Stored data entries
* * * * *
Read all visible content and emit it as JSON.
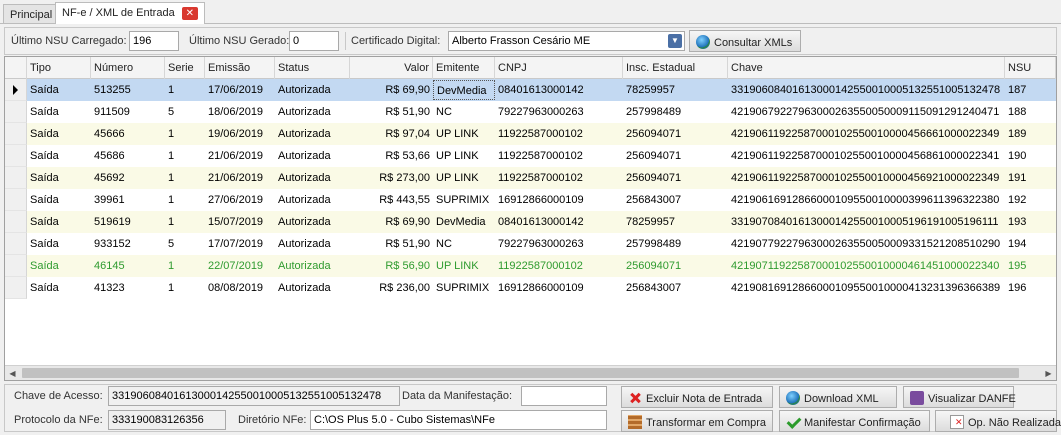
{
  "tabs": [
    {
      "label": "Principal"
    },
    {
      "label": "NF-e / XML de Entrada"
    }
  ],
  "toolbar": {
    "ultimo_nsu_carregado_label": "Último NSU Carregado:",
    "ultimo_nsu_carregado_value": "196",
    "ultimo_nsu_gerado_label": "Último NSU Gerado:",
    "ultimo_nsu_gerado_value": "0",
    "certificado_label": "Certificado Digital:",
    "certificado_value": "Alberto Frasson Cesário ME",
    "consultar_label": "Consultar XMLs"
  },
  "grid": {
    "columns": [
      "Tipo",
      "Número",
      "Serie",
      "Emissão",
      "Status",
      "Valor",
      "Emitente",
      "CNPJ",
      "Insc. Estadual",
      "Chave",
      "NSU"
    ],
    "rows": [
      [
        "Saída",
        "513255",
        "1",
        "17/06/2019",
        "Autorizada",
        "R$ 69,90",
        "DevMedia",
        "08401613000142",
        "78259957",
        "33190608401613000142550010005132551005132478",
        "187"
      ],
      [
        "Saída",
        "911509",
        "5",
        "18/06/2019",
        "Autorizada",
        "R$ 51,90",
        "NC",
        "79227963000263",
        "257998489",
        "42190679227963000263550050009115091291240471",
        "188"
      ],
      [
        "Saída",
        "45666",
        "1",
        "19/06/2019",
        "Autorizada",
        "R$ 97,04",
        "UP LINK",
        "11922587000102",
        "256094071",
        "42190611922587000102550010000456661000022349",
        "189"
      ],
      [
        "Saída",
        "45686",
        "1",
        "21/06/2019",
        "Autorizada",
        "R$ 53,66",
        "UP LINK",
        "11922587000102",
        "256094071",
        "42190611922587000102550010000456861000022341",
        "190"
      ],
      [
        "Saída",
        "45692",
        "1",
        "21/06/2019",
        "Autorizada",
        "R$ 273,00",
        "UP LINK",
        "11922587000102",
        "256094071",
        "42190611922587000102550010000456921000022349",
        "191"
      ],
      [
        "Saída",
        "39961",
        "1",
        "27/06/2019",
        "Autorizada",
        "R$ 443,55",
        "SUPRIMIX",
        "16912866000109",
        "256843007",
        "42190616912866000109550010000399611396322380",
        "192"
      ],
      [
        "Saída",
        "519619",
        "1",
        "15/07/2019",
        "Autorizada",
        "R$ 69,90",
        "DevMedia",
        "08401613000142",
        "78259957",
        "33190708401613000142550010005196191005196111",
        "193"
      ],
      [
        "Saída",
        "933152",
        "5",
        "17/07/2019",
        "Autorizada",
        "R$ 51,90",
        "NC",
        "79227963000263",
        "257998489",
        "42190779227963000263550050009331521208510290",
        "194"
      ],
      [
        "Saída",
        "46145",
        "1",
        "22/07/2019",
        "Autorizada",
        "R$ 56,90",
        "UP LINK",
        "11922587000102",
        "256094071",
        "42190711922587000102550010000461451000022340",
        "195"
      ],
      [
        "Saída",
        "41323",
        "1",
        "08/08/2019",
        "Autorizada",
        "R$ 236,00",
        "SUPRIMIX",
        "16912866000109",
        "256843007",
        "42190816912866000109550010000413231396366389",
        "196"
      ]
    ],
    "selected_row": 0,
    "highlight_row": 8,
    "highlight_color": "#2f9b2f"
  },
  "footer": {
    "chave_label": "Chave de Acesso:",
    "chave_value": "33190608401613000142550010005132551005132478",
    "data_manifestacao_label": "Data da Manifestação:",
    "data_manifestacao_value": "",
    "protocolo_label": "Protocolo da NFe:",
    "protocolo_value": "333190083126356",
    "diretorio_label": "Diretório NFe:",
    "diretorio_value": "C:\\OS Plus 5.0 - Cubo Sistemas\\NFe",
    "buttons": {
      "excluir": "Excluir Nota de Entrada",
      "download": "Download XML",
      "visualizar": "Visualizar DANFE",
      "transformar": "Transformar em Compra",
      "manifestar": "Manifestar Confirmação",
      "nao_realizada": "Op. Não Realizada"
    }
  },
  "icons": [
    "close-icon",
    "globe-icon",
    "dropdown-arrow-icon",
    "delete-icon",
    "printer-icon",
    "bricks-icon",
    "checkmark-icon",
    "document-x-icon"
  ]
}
* * * * *
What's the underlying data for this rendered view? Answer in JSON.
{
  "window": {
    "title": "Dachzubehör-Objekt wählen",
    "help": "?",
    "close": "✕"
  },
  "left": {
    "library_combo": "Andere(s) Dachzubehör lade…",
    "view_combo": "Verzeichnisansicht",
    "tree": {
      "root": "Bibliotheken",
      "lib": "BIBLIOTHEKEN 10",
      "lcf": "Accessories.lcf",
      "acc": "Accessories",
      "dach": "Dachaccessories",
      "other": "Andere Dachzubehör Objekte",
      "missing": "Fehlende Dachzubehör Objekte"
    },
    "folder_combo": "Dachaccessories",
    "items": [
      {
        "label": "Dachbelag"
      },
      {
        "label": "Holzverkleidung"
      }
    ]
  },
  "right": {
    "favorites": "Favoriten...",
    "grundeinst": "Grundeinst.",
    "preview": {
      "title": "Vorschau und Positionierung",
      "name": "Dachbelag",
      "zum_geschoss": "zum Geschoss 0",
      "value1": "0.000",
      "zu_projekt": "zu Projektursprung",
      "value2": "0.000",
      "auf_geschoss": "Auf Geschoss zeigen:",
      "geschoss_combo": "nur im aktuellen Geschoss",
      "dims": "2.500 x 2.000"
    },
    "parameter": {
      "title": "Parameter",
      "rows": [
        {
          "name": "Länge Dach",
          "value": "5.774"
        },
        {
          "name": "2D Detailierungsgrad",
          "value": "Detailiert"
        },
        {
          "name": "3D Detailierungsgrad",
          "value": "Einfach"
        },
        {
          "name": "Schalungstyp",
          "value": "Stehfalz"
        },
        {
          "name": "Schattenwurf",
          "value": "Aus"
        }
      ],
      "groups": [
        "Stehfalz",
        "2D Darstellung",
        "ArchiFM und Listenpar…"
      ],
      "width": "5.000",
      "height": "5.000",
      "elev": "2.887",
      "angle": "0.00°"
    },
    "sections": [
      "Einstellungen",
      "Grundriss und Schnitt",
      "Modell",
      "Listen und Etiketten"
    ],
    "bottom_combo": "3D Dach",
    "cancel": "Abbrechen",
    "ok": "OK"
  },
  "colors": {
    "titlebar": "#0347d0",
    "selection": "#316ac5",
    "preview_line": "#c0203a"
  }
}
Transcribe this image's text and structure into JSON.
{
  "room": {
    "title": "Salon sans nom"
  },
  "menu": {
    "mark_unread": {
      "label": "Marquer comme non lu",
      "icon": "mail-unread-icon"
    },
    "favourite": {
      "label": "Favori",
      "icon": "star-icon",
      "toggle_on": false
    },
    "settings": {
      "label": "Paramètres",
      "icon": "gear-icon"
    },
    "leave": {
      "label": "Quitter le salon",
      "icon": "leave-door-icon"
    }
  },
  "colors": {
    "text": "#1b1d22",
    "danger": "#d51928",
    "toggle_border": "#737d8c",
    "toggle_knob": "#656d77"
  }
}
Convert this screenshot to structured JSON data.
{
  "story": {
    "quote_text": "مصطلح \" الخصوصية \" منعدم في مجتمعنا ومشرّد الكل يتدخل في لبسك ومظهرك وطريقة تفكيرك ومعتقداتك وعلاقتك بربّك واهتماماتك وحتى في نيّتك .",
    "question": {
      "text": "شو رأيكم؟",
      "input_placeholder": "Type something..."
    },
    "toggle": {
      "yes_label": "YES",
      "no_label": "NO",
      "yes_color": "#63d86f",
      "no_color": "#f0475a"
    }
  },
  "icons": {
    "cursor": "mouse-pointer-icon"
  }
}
* * * * *
YOUR TASK: Give the number of lines above in which the word "Objekte" occurs, with nothing else.

SOLUTION TO THE PROBLEM: 2